DIRECTIONS:
Lift every line from the entries that includes the word "vuoto".

========================================

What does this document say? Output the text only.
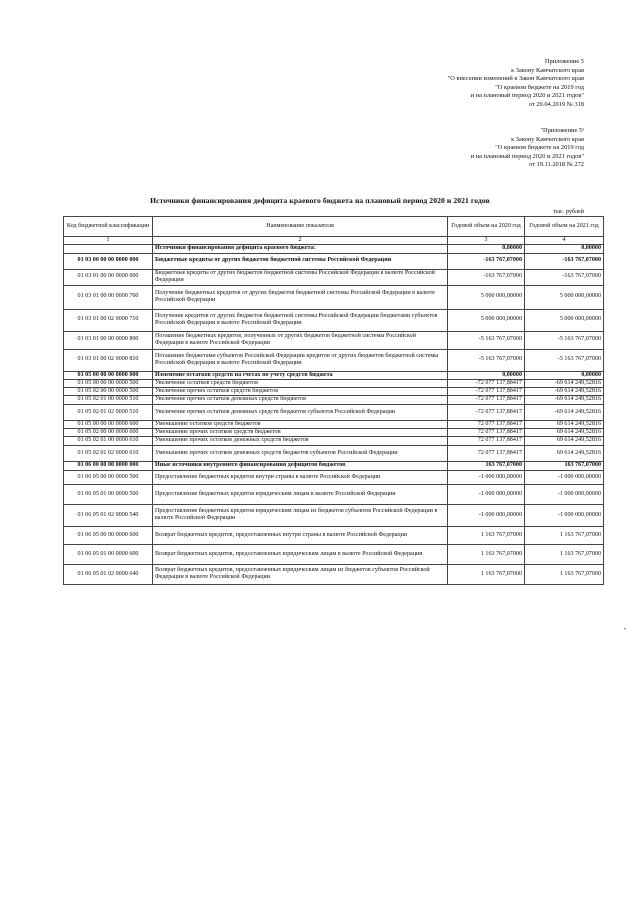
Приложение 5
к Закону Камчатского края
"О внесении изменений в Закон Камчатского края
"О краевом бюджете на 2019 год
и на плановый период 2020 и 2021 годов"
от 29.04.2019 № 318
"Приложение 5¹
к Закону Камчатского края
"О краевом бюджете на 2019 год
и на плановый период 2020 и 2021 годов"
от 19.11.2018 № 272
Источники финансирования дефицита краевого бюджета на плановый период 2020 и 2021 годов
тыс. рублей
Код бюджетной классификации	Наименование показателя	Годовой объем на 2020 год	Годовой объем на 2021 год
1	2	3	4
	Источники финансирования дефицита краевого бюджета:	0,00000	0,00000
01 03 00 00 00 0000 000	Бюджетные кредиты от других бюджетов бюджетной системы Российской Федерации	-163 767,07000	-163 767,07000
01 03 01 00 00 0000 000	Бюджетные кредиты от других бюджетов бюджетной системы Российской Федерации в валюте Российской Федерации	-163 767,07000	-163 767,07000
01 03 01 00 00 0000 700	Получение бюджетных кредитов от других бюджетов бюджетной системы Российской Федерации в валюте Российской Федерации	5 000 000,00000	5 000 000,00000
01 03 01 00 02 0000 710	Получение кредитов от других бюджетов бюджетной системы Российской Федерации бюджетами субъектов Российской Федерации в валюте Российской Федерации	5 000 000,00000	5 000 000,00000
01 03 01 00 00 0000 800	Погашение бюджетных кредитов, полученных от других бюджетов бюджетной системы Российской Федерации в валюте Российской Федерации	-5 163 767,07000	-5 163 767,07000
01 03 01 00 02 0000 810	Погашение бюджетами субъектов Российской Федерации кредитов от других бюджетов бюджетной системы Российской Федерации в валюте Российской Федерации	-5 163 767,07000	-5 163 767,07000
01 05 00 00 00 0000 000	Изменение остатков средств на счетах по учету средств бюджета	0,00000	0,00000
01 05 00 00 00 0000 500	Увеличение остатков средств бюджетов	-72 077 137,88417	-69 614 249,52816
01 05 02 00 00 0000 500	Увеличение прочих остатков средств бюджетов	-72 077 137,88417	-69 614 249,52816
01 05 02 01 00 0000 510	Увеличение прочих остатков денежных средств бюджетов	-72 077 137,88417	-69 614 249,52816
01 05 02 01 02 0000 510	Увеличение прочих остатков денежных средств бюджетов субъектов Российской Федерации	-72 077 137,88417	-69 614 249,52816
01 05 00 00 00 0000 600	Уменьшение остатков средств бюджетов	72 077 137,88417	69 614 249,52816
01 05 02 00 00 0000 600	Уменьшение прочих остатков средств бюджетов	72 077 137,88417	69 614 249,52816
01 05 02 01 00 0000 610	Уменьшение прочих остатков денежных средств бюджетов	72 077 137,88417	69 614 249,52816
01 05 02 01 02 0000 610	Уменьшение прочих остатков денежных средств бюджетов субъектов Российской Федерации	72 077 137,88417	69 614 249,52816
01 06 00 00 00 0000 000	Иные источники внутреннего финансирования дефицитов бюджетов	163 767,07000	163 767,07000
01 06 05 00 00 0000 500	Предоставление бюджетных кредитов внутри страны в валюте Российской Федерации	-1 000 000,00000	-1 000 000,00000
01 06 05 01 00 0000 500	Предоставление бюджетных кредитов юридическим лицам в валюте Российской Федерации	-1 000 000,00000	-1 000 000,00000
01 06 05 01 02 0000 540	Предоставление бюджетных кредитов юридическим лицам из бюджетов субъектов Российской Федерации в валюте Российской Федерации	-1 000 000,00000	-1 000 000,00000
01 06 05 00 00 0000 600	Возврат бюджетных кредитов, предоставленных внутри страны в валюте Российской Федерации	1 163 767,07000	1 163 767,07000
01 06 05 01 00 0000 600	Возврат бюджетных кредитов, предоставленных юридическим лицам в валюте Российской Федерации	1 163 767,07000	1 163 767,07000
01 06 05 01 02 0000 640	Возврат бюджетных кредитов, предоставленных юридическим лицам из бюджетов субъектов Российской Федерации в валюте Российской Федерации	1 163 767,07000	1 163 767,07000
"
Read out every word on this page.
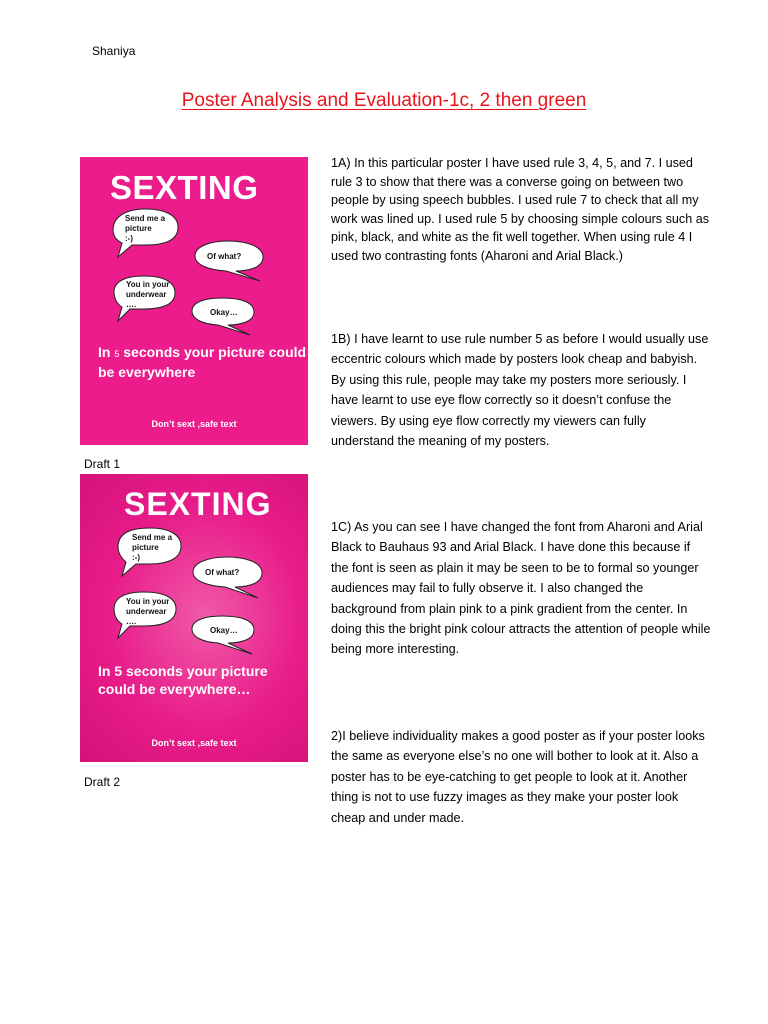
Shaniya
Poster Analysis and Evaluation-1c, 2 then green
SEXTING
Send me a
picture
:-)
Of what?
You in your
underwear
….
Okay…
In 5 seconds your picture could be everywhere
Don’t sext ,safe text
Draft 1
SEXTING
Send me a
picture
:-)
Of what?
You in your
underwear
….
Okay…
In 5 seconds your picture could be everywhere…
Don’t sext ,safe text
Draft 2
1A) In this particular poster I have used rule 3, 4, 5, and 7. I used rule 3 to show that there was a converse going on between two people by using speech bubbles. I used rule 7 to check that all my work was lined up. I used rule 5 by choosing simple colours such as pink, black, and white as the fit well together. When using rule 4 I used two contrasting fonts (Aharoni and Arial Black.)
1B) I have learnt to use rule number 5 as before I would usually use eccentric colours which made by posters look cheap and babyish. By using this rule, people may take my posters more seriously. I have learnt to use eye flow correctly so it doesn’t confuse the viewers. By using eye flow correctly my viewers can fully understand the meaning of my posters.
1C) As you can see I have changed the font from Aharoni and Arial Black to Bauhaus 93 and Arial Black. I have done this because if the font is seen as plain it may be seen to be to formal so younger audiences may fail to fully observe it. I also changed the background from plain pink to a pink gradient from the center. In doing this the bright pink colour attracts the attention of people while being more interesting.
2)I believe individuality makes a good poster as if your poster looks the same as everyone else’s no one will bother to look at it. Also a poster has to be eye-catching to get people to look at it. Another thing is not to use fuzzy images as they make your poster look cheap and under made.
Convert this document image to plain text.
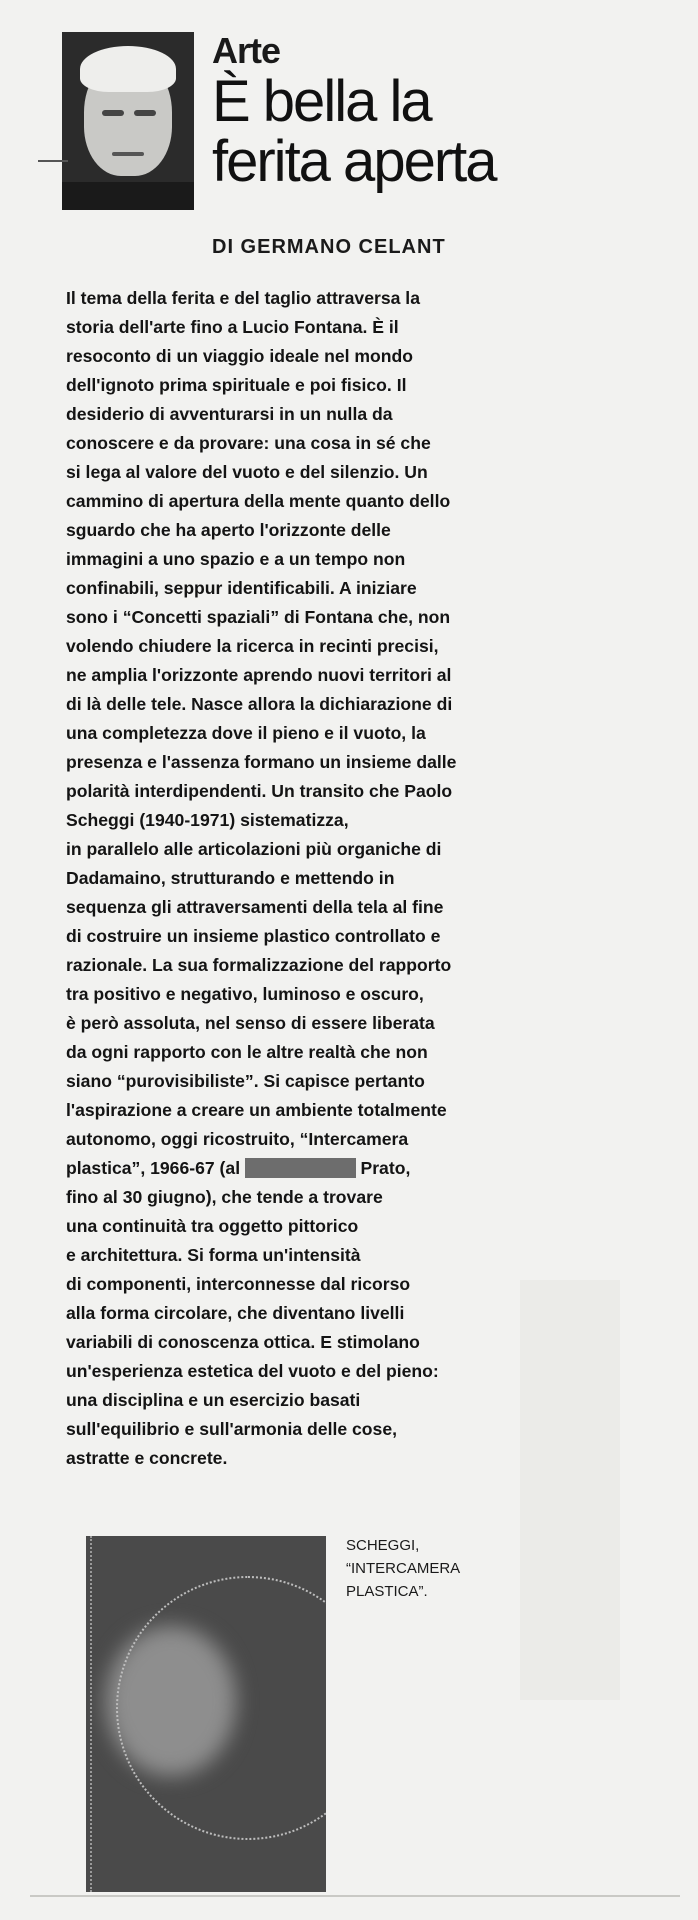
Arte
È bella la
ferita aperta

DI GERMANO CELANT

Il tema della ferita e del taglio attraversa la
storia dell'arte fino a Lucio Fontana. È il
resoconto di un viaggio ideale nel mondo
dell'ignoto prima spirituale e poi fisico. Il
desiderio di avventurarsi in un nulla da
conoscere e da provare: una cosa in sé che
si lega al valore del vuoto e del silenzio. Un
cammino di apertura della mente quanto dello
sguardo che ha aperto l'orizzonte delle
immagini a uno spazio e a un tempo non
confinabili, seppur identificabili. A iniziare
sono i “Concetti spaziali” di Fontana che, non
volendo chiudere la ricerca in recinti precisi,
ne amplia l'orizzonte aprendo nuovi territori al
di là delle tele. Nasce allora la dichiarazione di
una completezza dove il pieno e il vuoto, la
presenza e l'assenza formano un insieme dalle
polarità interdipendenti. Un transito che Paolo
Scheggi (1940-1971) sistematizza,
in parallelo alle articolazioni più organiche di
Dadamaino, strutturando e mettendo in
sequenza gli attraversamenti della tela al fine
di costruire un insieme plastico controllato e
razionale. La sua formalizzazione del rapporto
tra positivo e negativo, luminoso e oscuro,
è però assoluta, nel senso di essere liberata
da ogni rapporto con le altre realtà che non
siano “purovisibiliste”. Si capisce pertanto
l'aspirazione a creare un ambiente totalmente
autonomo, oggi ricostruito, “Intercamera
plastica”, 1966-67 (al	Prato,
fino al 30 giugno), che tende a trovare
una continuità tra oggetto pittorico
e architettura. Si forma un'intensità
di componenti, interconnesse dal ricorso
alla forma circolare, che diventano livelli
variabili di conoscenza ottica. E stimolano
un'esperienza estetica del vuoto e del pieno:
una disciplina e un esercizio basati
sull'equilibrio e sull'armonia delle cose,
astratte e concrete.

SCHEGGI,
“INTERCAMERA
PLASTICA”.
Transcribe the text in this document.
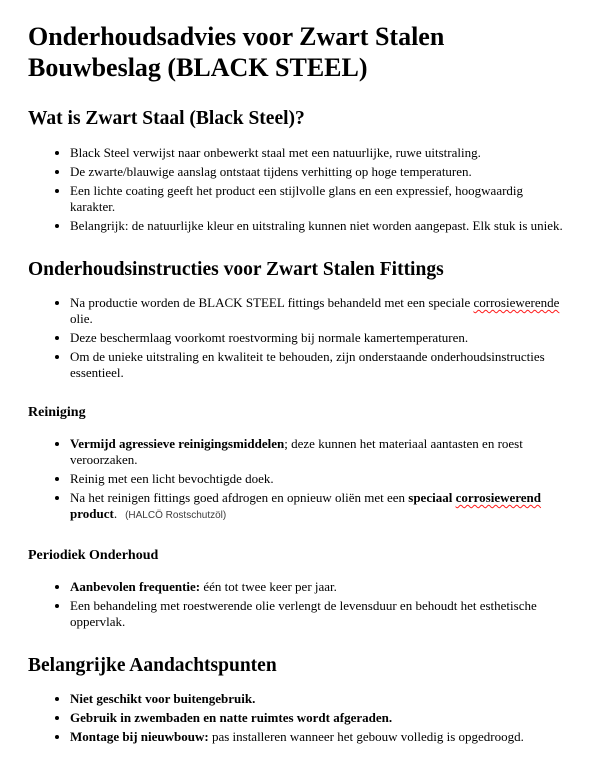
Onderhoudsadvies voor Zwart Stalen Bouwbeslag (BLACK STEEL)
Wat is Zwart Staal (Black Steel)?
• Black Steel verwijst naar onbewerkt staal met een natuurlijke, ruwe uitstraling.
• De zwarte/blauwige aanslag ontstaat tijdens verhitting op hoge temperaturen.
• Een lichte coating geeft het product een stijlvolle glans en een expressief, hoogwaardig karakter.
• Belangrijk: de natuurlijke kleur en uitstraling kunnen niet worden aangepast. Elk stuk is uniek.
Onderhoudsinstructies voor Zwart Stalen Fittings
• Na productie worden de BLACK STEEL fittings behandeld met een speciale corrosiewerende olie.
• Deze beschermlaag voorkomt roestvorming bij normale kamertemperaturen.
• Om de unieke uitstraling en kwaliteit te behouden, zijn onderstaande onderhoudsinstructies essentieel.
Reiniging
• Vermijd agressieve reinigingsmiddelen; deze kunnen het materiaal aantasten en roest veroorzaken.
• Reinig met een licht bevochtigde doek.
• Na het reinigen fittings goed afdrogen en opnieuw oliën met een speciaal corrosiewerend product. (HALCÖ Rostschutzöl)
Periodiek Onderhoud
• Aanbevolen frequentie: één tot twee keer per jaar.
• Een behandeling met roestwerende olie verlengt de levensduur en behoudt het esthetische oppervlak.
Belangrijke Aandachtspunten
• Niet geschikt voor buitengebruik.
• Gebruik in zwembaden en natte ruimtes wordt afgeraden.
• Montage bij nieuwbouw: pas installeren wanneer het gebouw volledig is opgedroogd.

========================================

SOLUTION TO THE PROBLEM:
si lega al valore del vuoto e del silenzio. Un
una completezza dove il pieno e il vuoto, la
un'esperienza estetica del vuoto e del pieno:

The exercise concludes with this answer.